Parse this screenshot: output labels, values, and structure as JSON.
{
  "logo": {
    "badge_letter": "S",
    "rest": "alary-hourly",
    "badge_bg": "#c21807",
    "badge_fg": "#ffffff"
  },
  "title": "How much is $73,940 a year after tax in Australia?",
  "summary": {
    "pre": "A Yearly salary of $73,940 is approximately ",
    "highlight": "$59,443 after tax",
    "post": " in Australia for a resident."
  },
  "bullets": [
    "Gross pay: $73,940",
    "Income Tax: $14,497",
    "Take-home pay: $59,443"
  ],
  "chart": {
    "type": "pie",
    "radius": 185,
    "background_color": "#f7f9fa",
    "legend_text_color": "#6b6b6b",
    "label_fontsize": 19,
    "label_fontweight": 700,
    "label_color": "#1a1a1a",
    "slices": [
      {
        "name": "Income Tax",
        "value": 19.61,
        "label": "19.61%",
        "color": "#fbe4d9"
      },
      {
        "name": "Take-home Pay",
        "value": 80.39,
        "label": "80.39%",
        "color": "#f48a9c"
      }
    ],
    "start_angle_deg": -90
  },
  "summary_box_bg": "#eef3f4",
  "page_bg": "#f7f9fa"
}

Task details:
In the listing above, find each line with the word "Australia" and copy it.

Response for this exercise:
  "title": "How much is $73,940 a year after tax in Australia?",
    "post": " in Australia for a resident."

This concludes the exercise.